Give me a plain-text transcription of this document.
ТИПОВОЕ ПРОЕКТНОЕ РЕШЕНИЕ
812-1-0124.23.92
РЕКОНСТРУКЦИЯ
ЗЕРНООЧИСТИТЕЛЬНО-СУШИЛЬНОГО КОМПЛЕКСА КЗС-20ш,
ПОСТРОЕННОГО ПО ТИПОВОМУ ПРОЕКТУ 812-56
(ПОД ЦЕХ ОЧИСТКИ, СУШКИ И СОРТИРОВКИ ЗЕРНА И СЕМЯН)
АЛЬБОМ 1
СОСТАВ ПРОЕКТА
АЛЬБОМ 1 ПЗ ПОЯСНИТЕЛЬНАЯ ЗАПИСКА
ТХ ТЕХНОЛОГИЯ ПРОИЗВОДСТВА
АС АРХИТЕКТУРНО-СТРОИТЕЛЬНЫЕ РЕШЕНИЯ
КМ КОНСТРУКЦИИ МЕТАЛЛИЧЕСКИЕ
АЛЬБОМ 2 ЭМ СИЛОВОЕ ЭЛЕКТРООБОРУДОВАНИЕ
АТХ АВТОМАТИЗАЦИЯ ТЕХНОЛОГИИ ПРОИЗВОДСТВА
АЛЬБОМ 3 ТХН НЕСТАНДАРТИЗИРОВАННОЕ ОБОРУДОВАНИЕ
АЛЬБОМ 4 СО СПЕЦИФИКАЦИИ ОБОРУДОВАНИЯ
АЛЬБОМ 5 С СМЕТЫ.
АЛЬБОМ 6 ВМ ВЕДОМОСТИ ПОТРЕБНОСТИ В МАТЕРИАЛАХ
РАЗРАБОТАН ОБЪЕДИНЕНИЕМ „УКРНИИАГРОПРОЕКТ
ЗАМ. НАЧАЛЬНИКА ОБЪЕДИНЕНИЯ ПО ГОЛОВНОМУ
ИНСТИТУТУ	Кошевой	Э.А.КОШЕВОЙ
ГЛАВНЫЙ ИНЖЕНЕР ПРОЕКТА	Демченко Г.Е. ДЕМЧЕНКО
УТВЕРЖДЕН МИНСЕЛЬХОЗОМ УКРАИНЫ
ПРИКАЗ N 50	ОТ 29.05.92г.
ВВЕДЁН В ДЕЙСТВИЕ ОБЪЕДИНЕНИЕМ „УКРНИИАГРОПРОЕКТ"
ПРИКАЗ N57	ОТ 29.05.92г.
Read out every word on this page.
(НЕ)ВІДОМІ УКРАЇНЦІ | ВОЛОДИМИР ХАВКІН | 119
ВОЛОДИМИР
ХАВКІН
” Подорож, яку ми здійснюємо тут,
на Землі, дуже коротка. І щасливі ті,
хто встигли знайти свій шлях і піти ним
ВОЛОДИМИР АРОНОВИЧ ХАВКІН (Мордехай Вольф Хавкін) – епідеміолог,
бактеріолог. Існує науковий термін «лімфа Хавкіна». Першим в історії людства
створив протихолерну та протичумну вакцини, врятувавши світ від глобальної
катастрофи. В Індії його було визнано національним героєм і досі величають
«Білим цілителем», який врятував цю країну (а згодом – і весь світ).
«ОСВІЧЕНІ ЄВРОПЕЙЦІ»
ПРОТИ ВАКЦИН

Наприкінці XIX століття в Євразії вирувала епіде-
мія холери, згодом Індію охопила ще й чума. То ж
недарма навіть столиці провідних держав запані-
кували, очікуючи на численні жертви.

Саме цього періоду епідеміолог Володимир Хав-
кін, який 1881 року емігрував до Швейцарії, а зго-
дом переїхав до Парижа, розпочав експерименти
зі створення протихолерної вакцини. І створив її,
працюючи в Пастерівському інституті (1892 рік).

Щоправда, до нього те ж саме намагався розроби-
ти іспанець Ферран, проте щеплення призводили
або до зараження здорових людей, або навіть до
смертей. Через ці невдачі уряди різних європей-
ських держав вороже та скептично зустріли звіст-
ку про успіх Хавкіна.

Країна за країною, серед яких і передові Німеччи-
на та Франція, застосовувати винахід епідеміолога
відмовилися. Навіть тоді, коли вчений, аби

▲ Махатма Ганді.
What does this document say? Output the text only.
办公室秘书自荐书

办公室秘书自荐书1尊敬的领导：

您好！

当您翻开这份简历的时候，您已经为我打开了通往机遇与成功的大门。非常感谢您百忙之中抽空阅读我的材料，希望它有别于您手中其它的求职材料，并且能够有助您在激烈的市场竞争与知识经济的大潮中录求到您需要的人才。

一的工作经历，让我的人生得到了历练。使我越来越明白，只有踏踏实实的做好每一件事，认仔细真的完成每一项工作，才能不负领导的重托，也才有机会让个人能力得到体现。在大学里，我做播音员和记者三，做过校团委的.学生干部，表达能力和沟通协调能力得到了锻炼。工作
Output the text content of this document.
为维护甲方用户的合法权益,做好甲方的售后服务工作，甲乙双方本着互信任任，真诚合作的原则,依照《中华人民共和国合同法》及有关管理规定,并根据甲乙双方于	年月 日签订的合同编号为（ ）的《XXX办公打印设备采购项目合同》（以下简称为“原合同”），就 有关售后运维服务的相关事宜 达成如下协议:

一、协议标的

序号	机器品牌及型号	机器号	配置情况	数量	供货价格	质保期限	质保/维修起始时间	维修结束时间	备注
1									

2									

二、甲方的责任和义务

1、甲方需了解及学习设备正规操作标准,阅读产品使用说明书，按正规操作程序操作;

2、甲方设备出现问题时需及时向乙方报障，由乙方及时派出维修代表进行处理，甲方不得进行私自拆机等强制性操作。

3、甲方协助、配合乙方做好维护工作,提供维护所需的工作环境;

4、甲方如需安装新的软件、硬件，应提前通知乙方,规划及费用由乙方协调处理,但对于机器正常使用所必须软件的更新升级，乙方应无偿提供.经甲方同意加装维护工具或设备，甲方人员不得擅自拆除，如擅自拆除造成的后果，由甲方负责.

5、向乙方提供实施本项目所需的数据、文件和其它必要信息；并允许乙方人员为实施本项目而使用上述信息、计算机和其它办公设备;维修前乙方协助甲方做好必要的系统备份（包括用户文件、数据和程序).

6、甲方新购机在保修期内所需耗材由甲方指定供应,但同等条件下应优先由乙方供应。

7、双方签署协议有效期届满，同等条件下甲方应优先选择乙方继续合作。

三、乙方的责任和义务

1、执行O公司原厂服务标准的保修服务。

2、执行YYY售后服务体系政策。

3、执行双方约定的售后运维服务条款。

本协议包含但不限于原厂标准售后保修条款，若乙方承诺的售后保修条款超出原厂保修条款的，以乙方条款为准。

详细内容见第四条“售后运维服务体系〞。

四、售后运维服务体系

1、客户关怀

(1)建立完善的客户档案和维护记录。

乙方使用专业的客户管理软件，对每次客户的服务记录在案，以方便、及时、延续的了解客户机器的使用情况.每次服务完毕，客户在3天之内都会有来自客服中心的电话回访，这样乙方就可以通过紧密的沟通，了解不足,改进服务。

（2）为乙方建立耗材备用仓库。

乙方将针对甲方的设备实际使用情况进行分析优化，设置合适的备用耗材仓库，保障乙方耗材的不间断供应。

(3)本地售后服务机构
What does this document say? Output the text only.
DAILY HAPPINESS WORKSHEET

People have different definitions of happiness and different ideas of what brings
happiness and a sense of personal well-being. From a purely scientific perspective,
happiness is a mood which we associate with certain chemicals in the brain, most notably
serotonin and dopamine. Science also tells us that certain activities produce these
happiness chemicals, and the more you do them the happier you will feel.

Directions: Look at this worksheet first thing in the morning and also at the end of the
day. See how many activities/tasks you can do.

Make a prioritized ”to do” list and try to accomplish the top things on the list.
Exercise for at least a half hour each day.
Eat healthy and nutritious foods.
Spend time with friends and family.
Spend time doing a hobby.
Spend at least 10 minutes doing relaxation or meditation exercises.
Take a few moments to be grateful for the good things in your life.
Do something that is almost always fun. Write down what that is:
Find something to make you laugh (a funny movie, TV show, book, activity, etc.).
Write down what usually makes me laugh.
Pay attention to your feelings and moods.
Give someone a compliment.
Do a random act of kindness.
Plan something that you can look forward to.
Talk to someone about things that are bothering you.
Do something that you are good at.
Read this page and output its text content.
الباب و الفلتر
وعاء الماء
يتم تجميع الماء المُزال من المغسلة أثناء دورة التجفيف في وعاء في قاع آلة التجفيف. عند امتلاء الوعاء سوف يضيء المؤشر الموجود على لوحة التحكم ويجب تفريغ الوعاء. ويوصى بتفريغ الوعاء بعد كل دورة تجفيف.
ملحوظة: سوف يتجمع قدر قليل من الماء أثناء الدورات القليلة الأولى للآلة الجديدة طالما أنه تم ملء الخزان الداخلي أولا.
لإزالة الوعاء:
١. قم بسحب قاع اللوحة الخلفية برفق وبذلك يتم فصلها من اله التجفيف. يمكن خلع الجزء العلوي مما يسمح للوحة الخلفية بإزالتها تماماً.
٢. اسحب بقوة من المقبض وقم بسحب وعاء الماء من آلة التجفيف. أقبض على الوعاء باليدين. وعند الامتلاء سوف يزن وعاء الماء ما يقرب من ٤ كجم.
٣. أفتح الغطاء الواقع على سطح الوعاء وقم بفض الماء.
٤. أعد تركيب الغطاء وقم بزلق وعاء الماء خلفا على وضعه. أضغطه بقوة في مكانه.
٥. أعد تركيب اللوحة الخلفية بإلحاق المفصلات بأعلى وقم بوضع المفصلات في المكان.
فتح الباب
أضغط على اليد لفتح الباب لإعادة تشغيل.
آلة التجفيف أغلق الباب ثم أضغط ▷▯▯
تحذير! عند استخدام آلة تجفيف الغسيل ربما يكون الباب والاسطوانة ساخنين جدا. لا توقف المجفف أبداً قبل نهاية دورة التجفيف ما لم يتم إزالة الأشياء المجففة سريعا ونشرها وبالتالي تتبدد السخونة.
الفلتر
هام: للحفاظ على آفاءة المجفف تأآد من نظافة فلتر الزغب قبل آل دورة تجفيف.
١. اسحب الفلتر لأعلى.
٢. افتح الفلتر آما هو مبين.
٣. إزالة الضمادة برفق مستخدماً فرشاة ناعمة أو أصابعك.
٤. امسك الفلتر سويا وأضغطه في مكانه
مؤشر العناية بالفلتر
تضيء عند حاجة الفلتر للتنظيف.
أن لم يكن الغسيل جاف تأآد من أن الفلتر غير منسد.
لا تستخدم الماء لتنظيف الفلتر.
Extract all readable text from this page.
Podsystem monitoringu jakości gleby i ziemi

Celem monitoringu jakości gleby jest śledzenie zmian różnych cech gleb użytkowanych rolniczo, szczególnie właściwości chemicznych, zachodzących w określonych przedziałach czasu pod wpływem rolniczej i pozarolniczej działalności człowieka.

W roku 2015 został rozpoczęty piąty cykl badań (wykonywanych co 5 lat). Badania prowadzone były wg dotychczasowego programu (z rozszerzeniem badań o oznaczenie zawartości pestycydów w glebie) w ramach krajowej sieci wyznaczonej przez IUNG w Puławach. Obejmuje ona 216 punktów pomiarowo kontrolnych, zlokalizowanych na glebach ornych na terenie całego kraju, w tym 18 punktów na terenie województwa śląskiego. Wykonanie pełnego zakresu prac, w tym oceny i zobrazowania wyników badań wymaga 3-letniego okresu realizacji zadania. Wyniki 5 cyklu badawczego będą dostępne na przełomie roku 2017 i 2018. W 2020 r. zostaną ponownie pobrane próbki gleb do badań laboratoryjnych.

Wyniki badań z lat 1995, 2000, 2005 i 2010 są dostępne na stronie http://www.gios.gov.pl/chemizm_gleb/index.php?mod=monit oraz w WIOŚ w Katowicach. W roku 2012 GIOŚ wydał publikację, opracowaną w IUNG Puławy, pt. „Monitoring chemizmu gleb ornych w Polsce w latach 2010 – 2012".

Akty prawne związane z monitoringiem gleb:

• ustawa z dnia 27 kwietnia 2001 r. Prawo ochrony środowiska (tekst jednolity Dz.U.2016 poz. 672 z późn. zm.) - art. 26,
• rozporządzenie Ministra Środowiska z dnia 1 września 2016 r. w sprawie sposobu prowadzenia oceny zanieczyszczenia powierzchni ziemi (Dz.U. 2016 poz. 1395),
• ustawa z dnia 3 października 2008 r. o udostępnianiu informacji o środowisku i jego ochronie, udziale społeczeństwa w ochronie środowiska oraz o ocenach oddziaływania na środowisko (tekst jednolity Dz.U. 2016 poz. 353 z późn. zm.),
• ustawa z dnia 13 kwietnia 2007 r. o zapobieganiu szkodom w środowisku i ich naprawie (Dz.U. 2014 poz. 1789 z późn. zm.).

════

### Given task
Copy out every line where the word "Write" occurs.

### Expected answer
Do something that is almost always fun. Write down what that is:
Write down what usually makes me laugh.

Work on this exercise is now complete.